What to produce: Repeat the records word for word, excluding any picture.

Records from a data collection
● ● ● ● ● ● ●

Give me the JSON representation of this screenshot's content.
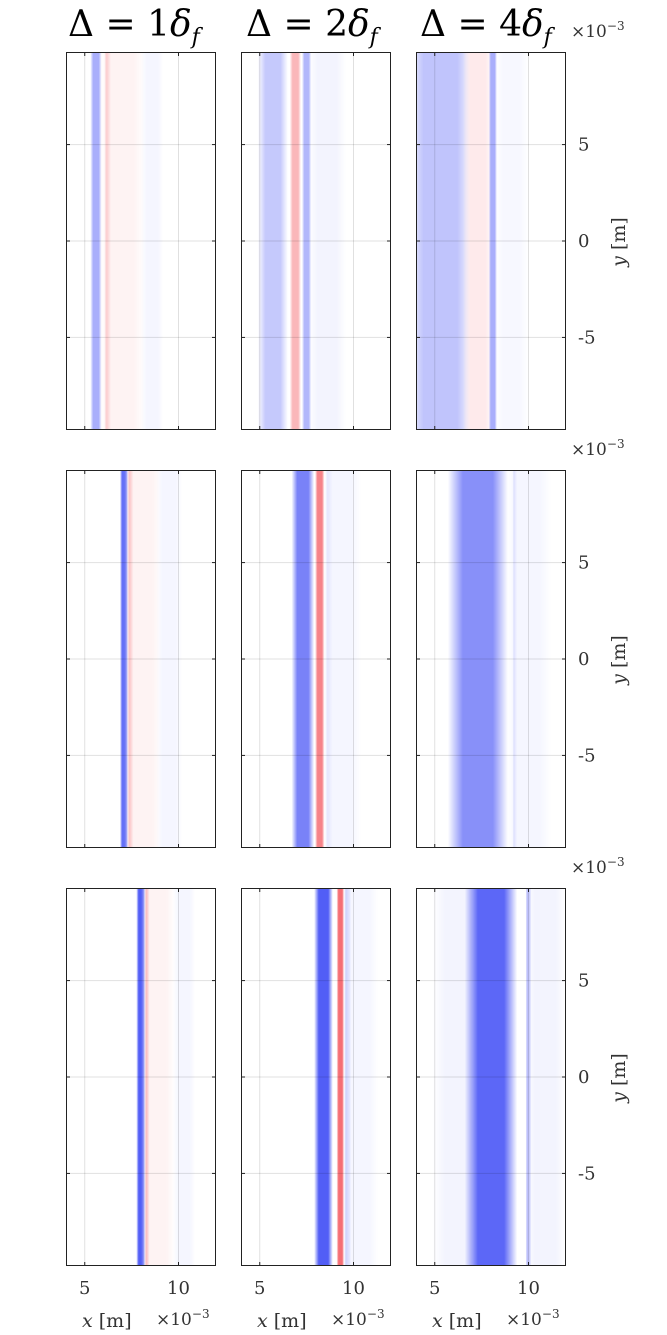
{
  "chart_data": {
    "type": "heatmap",
    "layout": {
      "rows": 3,
      "cols": 3
    },
    "columns": [
      {
        "title_prefix": "Δ = ",
        "title_value": "4",
        "title_symbol": "δ",
        "title_subscript": "f"
      },
      {
        "title_prefix": "Δ = ",
        "title_value": "2",
        "title_symbol": "δ",
        "title_subscript": "f"
      },
      {
        "title_prefix": "Δ = ",
        "title_value": "1",
        "title_symbol": "δ",
        "title_subscript": "f"
      }
    ],
    "xaxis": {
      "var": "x",
      "unit": "[m]",
      "multiplier": "×10",
      "exponent": "−3",
      "ticks": [
        5,
        10
      ],
      "tick_labels": [
        "5",
        "10"
      ],
      "range": [
        4.0,
        12.0
      ]
    },
    "yaxis": {
      "var": "y",
      "unit": "[m]",
      "multiplier": "×10",
      "exponent": "−3",
      "ticks": [
        5,
        0,
        -5
      ],
      "tick_labels": [
        "5",
        "0",
        "-5"
      ],
      "range": [
        -9.8,
        9.8
      ]
    },
    "grid": true,
    "colormap": {
      "negative": "#3f4cf5",
      "positive": "#f0303a",
      "zero": "#ffffff"
    },
    "panels": [
      {
        "row": 0,
        "col": 0,
        "bands": [
          {
            "x": 5.6,
            "w": 0.3,
            "v": -0.45
          },
          {
            "x": 6.3,
            "w": 0.25,
            "v": 0.55
          },
          {
            "x": 7.0,
            "w": 1.2,
            "v": 0.06
          },
          {
            "x": 8.6,
            "w": 0.6,
            "v": -0.05
          }
        ]
      },
      {
        "row": 0,
        "col": 1,
        "bands": [
          {
            "x": 5.7,
            "w": 0.8,
            "v": -0.3
          },
          {
            "x": 6.9,
            "w": 0.3,
            "v": 0.35
          },
          {
            "x": 7.5,
            "w": 0.25,
            "v": -0.4
          },
          {
            "x": 8.6,
            "w": 1.0,
            "v": -0.06
          }
        ]
      },
      {
        "row": 0,
        "col": 2,
        "bands": [
          {
            "x": 5.3,
            "w": 1.8,
            "v": -0.33
          },
          {
            "x": 7.3,
            "w": 0.8,
            "v": 0.1
          },
          {
            "x": 8.1,
            "w": 0.22,
            "v": -0.45
          },
          {
            "x": 9.1,
            "w": 0.9,
            "v": -0.04
          }
        ]
      },
      {
        "row": 1,
        "col": 0,
        "bands": [
          {
            "x": 7.1,
            "w": 0.22,
            "v": -0.8
          },
          {
            "x": 7.5,
            "w": 0.22,
            "v": 0.6
          },
          {
            "x": 8.1,
            "w": 1.0,
            "v": 0.06
          },
          {
            "x": 9.5,
            "w": 0.7,
            "v": -0.05
          }
        ]
      },
      {
        "row": 1,
        "col": 1,
        "bands": [
          {
            "x": 7.3,
            "w": 0.6,
            "v": -0.7
          },
          {
            "x": 8.2,
            "w": 0.25,
            "v": 0.6
          },
          {
            "x": 8.75,
            "w": 0.25,
            "v": -0.2
          },
          {
            "x": 9.4,
            "w": 1.0,
            "v": -0.05
          }
        ]
      },
      {
        "row": 1,
        "col": 2,
        "bands": [
          {
            "x": 7.3,
            "w": 1.6,
            "v": -0.62
          },
          {
            "x": 9.3,
            "w": 0.15,
            "v": -0.45
          },
          {
            "x": 10.0,
            "w": 1.2,
            "v": -0.05
          }
        ]
      },
      {
        "row": 2,
        "col": 0,
        "bands": [
          {
            "x": 8.0,
            "w": 0.25,
            "v": -0.9
          },
          {
            "x": 8.4,
            "w": 0.2,
            "v": 0.85
          },
          {
            "x": 8.9,
            "w": 0.9,
            "v": 0.06
          },
          {
            "x": 10.3,
            "w": 0.6,
            "v": -0.05
          }
        ]
      },
      {
        "row": 2,
        "col": 1,
        "bands": [
          {
            "x": 8.4,
            "w": 0.5,
            "v": -0.9
          },
          {
            "x": 9.3,
            "w": 0.2,
            "v": 0.7
          },
          {
            "x": 9.7,
            "w": 0.2,
            "v": -0.3
          },
          {
            "x": 10.4,
            "w": 0.9,
            "v": -0.05
          }
        ]
      },
      {
        "row": 2,
        "col": 2,
        "bands": [
          {
            "x": 6.2,
            "w": 1.3,
            "v": -0.06
          },
          {
            "x": 8.0,
            "w": 1.4,
            "v": -0.85
          },
          {
            "x": 10.0,
            "w": 0.15,
            "v": -0.45
          },
          {
            "x": 10.9,
            "w": 1.1,
            "v": -0.06
          }
        ]
      }
    ]
  }
}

● ● ● ● ● ● ●

Final result:
Give me the JSON representation of this screenshot's content.
{
  "chart_data": {
    "type": "heatmap",
    "layout": {
      "rows": 3,
      "cols": 3
    },
    "columns": [
      {
        "title_prefix": "Δ = ",
        "title_value": "4",
        "title_symbol": "δ",
        "title_subscript": "f"
      },
      {
        "title_prefix": "Δ = ",
        "title_value": "2",
        "title_symbol": "δ",
        "title_subscript": "f"
      },
      {
        "title_prefix": "Δ = ",
        "title_value": "1",
        "title_symbol": "δ",
        "title_subscript": "f"
      }
    ],
    "xaxis": {
      "var": "x",
      "unit": "[m]",
      "multiplier": "×10",
      "exponent": "−3",
      "ticks": [
        5,
        10
      ],
      "tick_labels": [
        "5",
        "10"
      ],
      "range": [
        4.0,
        12.0
      ]
    },
    "yaxis": {
      "var": "y",
      "unit": "[m]",
      "multiplier": "×10",
      "exponent": "−3",
      "ticks": [
        5,
        0,
        -5
      ],
      "tick_labels": [
        "5",
        "0",
        "-5"
      ],
      "range": [
        -9.8,
        9.8
      ]
    },
    "grid": true,
    "colormap": {
      "negative": "#3f4cf5",
      "positive": "#f0303a",
      "zero": "#ffffff"
    },
    "panels": [
      {
        "row": 0,
        "col": 0,
        "bands": [
          {
            "x": 5.6,
            "w": 0.3,
            "v": -0.45
          },
          {
            "x": 6.3,
            "w": 0.25,
            "v": 0.55
          },
          {
            "x": 7.0,
            "w": 1.2,
            "v": 0.06
          },
          {
            "x": 8.6,
            "w": 0.6,
            "v": -0.05
          }
        ]
      },
      {
        "row": 0,
        "col": 1,
        "bands": [
          {
            "x": 5.7,
            "w": 0.8,
            "v": -0.3
          },
          {
            "x": 6.9,
            "w": 0.3,
            "v": 0.35
          },
          {
            "x": 7.5,
            "w": 0.25,
            "v": -0.4
          },
          {
            "x": 8.6,
            "w": 1.0,
            "v": -0.06
          }
        ]
      },
      {
        "row": 0,
        "col": 2,
        "bands": [
          {
            "x": 5.3,
            "w": 1.8,
            "v": -0.33
          },
          {
            "x": 7.3,
            "w": 0.8,
            "v": 0.1
          },
          {
            "x": 8.1,
            "w": 0.22,
            "v": -0.45
          },
          {
            "x": 9.1,
            "w": 0.9,
            "v": -0.04
          }
        ]
      },
      {
        "row": 1,
        "col": 0,
        "bands": [
          {
            "x": 7.1,
            "w": 0.22,
            "v": -0.8
          },
          {
            "x": 7.5,
            "w": 0.22,
            "v": 0.6
          },
          {
            "x": 8.1,
            "w": 1.0,
            "v": 0.06
          },
          {
            "x": 9.5,
            "w": 0.7,
            "v": -0.05
          }
        ]
      },
      {
        "row": 1,
        "col": 1,
        "bands": [
          {
            "x": 7.3,
            "w": 0.6,
            "v": -0.7
          },
          {
            "x": 8.2,
            "w": 0.25,
            "v": 0.6
          },
          {
            "x": 8.75,
            "w": 0.25,
            "v": -0.2
          },
          {
            "x": 9.4,
            "w": 1.0,
            "v": -0.05
          }
        ]
      },
      {
        "row": 1,
        "col": 2,
        "bands": [
          {
            "x": 7.3,
            "w": 1.6,
            "v": -0.62
          },
          {
            "x": 9.3,
            "w": 0.15,
            "v": -0.45
          },
          {
            "x": 10.0,
            "w": 1.2,
            "v": -0.05
          }
        ]
      },
      {
        "row": 2,
        "col": 0,
        "bands": [
          {
            "x": 8.0,
            "w": 0.25,
            "v": -0.9
          },
          {
            "x": 8.4,
            "w": 0.2,
            "v": 0.85
          },
          {
            "x": 8.9,
            "w": 0.9,
            "v": 0.06
          },
          {
            "x": 10.3,
            "w": 0.6,
            "v": -0.05
          }
        ]
      },
      {
        "row": 2,
        "col": 1,
        "bands": [
          {
            "x": 8.4,
            "w": 0.5,
            "v": -0.9
          },
          {
            "x": 9.3,
            "w": 0.2,
            "v": 0.7
          },
          {
            "x": 9.7,
            "w": 0.2,
            "v": -0.3
          },
          {
            "x": 10.4,
            "w": 0.9,
            "v": -0.05
          }
        ]
      },
      {
        "row": 2,
        "col": 2,
        "bands": [
          {
            "x": 6.2,
            "w": 1.3,
            "v": -0.06
          },
          {
            "x": 8.0,
            "w": 1.4,
            "v": -0.85
          },
          {
            "x": 10.0,
            "w": 0.15,
            "v": -0.45
          },
          {
            "x": 10.9,
            "w": 1.1,
            "v": -0.06
          }
        ]
      }
    ]
  }
}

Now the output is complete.